Figure contents as structured data
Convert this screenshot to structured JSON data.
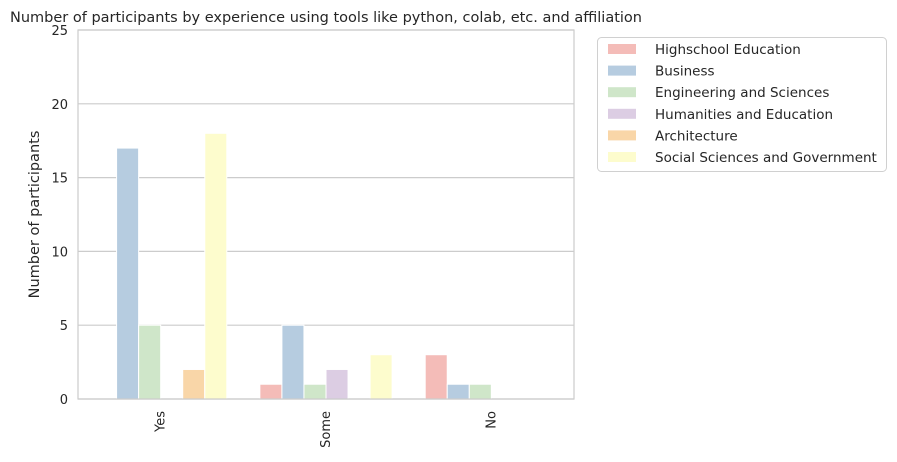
{
  "chart_data": {
    "type": "bar",
    "title": "Number of participants by experience using tools like python, colab, etc. and affiliation",
    "xlabel": "",
    "ylabel": "Number of participants",
    "categories": [
      "Yes",
      "Some",
      "No"
    ],
    "ylim": [
      0,
      25
    ],
    "yticks": [
      0,
      5,
      10,
      15,
      20,
      25
    ],
    "grid": "horizontal",
    "legend_position": "outside-top-right",
    "series": [
      {
        "name": "Highschool Education",
        "color": "#f4bcb8",
        "values": [
          0,
          1,
          3
        ]
      },
      {
        "name": "Business",
        "color": "#b6cce0",
        "values": [
          17,
          5,
          1
        ]
      },
      {
        "name": "Engineering and Sciences",
        "color": "#cfe6c9",
        "values": [
          5,
          1,
          1
        ]
      },
      {
        "name": "Humanities and Education",
        "color": "#dccde3",
        "values": [
          0,
          2,
          0
        ]
      },
      {
        "name": "Architecture",
        "color": "#f9d6a8",
        "values": [
          2,
          0,
          0
        ]
      },
      {
        "name": "Social Sciences and Government",
        "color": "#fdfccd",
        "values": [
          18,
          3,
          0
        ]
      }
    ]
  }
}
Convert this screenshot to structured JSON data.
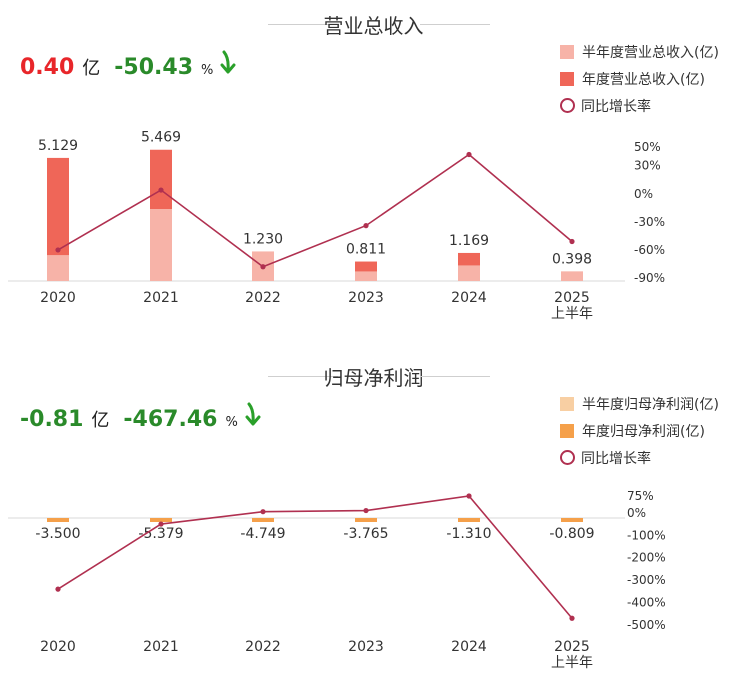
{
  "charts": [
    {
      "id": "revenue",
      "title": "营业总收入",
      "summary": {
        "value": "0.40",
        "unit": "亿",
        "change": "-50.43",
        "change_unit": "%",
        "value_color": "#e8262a",
        "change_color": "#2a8a2a",
        "arrow_color": "#2aa02a",
        "arrow_icon": "down-arrow-icon"
      },
      "legend": [
        {
          "label": "半年度营业总收入(亿)",
          "color": "#f7b3a8",
          "kind": "square"
        },
        {
          "label": "年度营业总收入(亿)",
          "color": "#ef6658",
          "kind": "square"
        },
        {
          "label": "同比增长率",
          "color": "#b03050",
          "kind": "circle"
        }
      ]
    },
    {
      "id": "netprofit",
      "title": "归母净利润",
      "summary": {
        "value": "-0.81",
        "unit": "亿",
        "change": "-467.46",
        "change_unit": "%",
        "value_color": "#2a8a2a",
        "change_color": "#2a8a2a",
        "arrow_color": "#2aa02a",
        "arrow_icon": "down-arrow-icon"
      },
      "legend": [
        {
          "label": "半年度归母净利润(亿)",
          "color": "#f8cfa3",
          "kind": "square"
        },
        {
          "label": "年度归母净利润(亿)",
          "color": "#f5a04a",
          "kind": "square"
        },
        {
          "label": "同比增长率",
          "color": "#b03050",
          "kind": "circle"
        }
      ]
    }
  ],
  "chart_data": [
    {
      "type": "bar",
      "title": "营业总收入",
      "categories": [
        "2020",
        "2021",
        "2022",
        "2023",
        "2024",
        "2025\n上半年"
      ],
      "series": [
        {
          "name": "半年度营业总收入(亿)",
          "values": [
            1.08,
            3.0,
            1.23,
            0.4,
            0.65,
            0.398
          ],
          "color": "#f7b3a8"
        },
        {
          "name": "年度营业总收入(亿)",
          "values": [
            5.129,
            5.469,
            1.23,
            0.811,
            1.169,
            0.398
          ],
          "color": "#ef6658"
        },
        {
          "name": "同比增长率",
          "type": "line",
          "values": [
            -60,
            4,
            -78,
            -34,
            42,
            -51
          ],
          "color": "#b03050"
        }
      ],
      "data_labels": [
        "5.129",
        "5.469",
        "1.230",
        "0.811",
        "1.169",
        "0.398"
      ],
      "y_right_ticks": [
        "50%",
        "30%",
        "0%",
        "-30%",
        "-60%",
        "-90%"
      ],
      "y_right_range": [
        -90,
        50
      ],
      "ylim": [
        0,
        6
      ]
    },
    {
      "type": "bar",
      "title": "归母净利润",
      "categories": [
        "2020",
        "2021",
        "2022",
        "2023",
        "2024",
        "2025\n上半年"
      ],
      "series": [
        {
          "name": "半年度归母净利润(亿)",
          "values": [
            -0.05,
            -0.08,
            -0.07,
            -0.06,
            -0.03,
            -0.02
          ],
          "color": "#f8cfa3"
        },
        {
          "name": "年度归母净利润(亿)",
          "values": [
            -3.5,
            -5.379,
            -4.749,
            -3.765,
            -1.31,
            -0.809
          ],
          "color": "#f5a04a"
        },
        {
          "name": "同比增长率",
          "type": "line",
          "values": [
            -340,
            -50,
            5,
            10,
            75,
            -470
          ],
          "color": "#b03050"
        }
      ],
      "data_labels": [
        "-3.500",
        "-5.379",
        "-4.749",
        "-3.765",
        "-1.310",
        "-0.809"
      ],
      "y_right_ticks": [
        "75%",
        "0%",
        "-100%",
        "-200%",
        "-300%",
        "-400%",
        "-500%"
      ],
      "y_right_range": [
        -500,
        75
      ]
    }
  ]
}
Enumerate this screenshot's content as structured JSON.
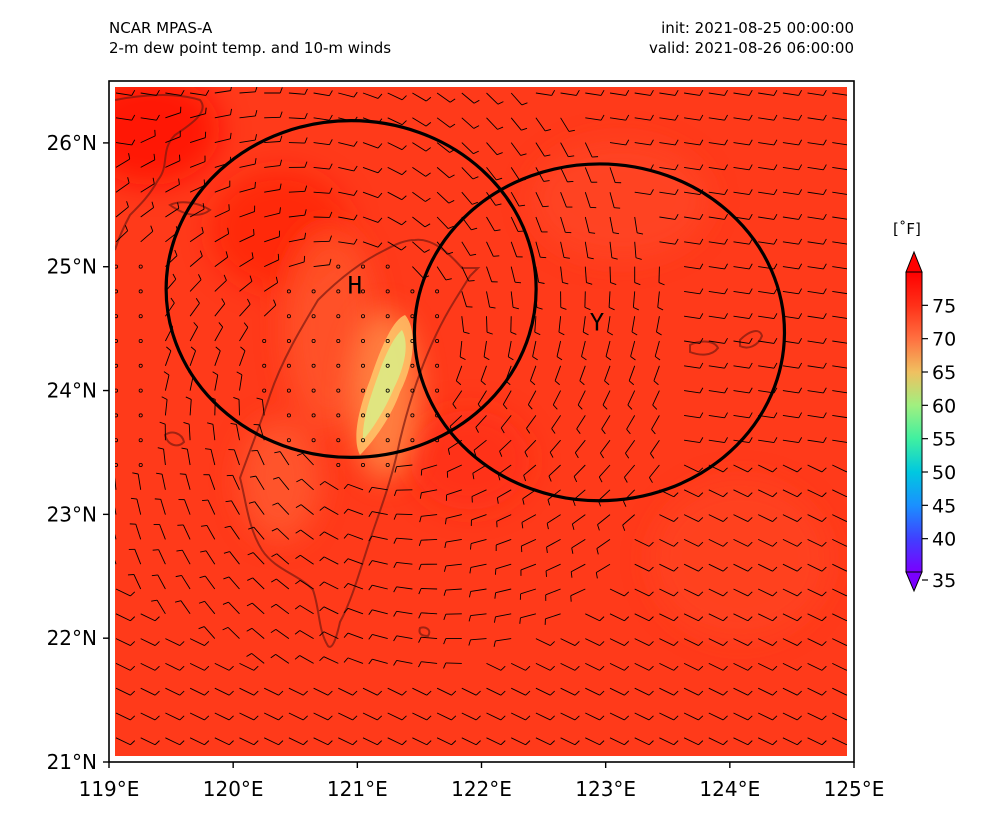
{
  "header": {
    "model": "NCAR MPAS-A",
    "field": "2-m dew point temp. and 10-m winds",
    "init": "init: 2021-08-25 00:00:00",
    "valid": "valid: 2021-08-26 06:00:00"
  },
  "map": {
    "lon_range": [
      119,
      125
    ],
    "lat_range": [
      21,
      26.5
    ],
    "lon_ticks": [
      {
        "value": 119,
        "label": "119°E"
      },
      {
        "value": 120,
        "label": "120°E"
      },
      {
        "value": 121,
        "label": "121°E"
      },
      {
        "value": 122,
        "label": "122°E"
      },
      {
        "value": 123,
        "label": "123°E"
      },
      {
        "value": 124,
        "label": "124°E"
      },
      {
        "value": 125,
        "label": "125°E"
      }
    ],
    "lat_ticks": [
      {
        "value": 21,
        "label": "21°N"
      },
      {
        "value": 22,
        "label": "22°N"
      },
      {
        "value": 23,
        "label": "23°N"
      },
      {
        "value": 24,
        "label": "24°N"
      },
      {
        "value": 25,
        "label": "25°N"
      },
      {
        "value": 26,
        "label": "26°N"
      }
    ],
    "background_color": "#ff3a1a",
    "markers": [
      {
        "label": "H",
        "lon": 120.98,
        "lat": 24.85
      },
      {
        "label": "Y",
        "lon": 122.93,
        "lat": 24.55
      }
    ],
    "circles": [
      {
        "center_lon": 120.95,
        "center_lat": 24.82,
        "radius_lon": 1.49,
        "radius_lat": 1.36
      },
      {
        "center_lon": 122.95,
        "center_lat": 24.47,
        "radius_lon": 1.49,
        "radius_lat": 1.36
      }
    ]
  },
  "colorbar": {
    "unit": "[˚F]",
    "min": 35,
    "max": 80,
    "ticks": [
      "35",
      "40",
      "45",
      "50",
      "55",
      "60",
      "65",
      "70",
      "75"
    ],
    "colors": [
      "#7a00ff",
      "#4040ff",
      "#1a90ff",
      "#00c8e0",
      "#40f0a0",
      "#a0f080",
      "#f0c060",
      "#ff7040",
      "#ff3018",
      "#ff0000"
    ]
  }
}
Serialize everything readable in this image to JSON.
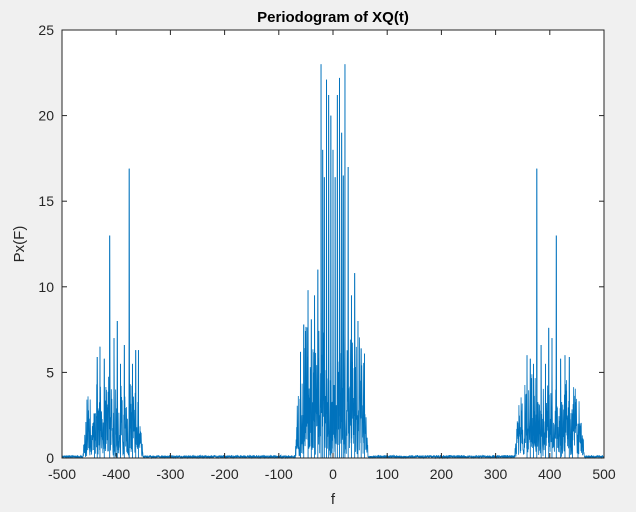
{
  "chart_data": {
    "type": "line",
    "title": "Periodogram of XQ(t)",
    "xlabel": "f",
    "ylabel": "Px(F)",
    "xlim": [
      -500,
      500
    ],
    "ylim": [
      0,
      25
    ],
    "xticks": [
      "-500",
      "-400",
      "-300",
      "-200",
      "-100",
      "0",
      "100",
      "200",
      "300",
      "400",
      "500"
    ],
    "yticks": [
      "0",
      "5",
      "10",
      "15",
      "20",
      "25"
    ],
    "grid": false,
    "legend": "none",
    "series": [
      {
        "color": "#0072bd",
        "bands": [
          {
            "from": -462,
            "to": -350,
            "base": 1.5,
            "amp": 3.2
          },
          {
            "from": -70,
            "to": 65,
            "base": 2.5,
            "amp": 5.5
          },
          {
            "from": 335,
            "to": 465,
            "base": 1.5,
            "amp": 3.2
          }
        ],
        "peaks": [
          {
            "x": -440,
            "y": 2.6
          },
          {
            "x": -435,
            "y": 5.9
          },
          {
            "x": -430,
            "y": 6.5
          },
          {
            "x": -422,
            "y": 5.8
          },
          {
            "x": -412,
            "y": 13.0
          },
          {
            "x": -404,
            "y": 7.0
          },
          {
            "x": -398,
            "y": 8.0
          },
          {
            "x": -392,
            "y": 5.5
          },
          {
            "x": -385,
            "y": 6.6
          },
          {
            "x": -376,
            "y": 16.9
          },
          {
            "x": -370,
            "y": 5.5
          },
          {
            "x": -364,
            "y": 6.3
          },
          {
            "x": -359,
            "y": 6.3
          },
          {
            "x": -60,
            "y": 6.2
          },
          {
            "x": -54,
            "y": 7.8
          },
          {
            "x": -46,
            "y": 9.8
          },
          {
            "x": -40,
            "y": 8.1
          },
          {
            "x": -34,
            "y": 9.5
          },
          {
            "x": -28,
            "y": 11.0
          },
          {
            "x": -22,
            "y": 23.0
          },
          {
            "x": -19,
            "y": 18.0
          },
          {
            "x": -16,
            "y": 16.4
          },
          {
            "x": -12,
            "y": 22.1
          },
          {
            "x": -8,
            "y": 21.2
          },
          {
            "x": -4,
            "y": 20.0
          },
          {
            "x": 0,
            "y": 18.0
          },
          {
            "x": 4,
            "y": 16.4
          },
          {
            "x": 8,
            "y": 21.2
          },
          {
            "x": 12,
            "y": 22.2
          },
          {
            "x": 16,
            "y": 19.0
          },
          {
            "x": 19,
            "y": 16.5
          },
          {
            "x": 22,
            "y": 23.0
          },
          {
            "x": 28,
            "y": 17.0
          },
          {
            "x": 34,
            "y": 9.5
          },
          {
            "x": 40,
            "y": 10.8
          },
          {
            "x": 46,
            "y": 8.0
          },
          {
            "x": 52,
            "y": 6.4
          },
          {
            "x": 58,
            "y": 6.1
          },
          {
            "x": 358,
            "y": 6.0
          },
          {
            "x": 364,
            "y": 5.8
          },
          {
            "x": 370,
            "y": 5.5
          },
          {
            "x": 376,
            "y": 16.9
          },
          {
            "x": 384,
            "y": 6.6
          },
          {
            "x": 392,
            "y": 5.5
          },
          {
            "x": 398,
            "y": 7.6
          },
          {
            "x": 404,
            "y": 7.0
          },
          {
            "x": 412,
            "y": 13.0
          },
          {
            "x": 420,
            "y": 5.8
          },
          {
            "x": 428,
            "y": 6.0
          },
          {
            "x": 436,
            "y": 5.9
          },
          {
            "x": 442,
            "y": 2.6
          },
          {
            "x": 452,
            "y": 2.0
          }
        ]
      }
    ]
  }
}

◆ WHAT TO DO: Give only the number of lines in the material above that include the word "participants".

◆ RESPONSE TO THE EXERCISE: 2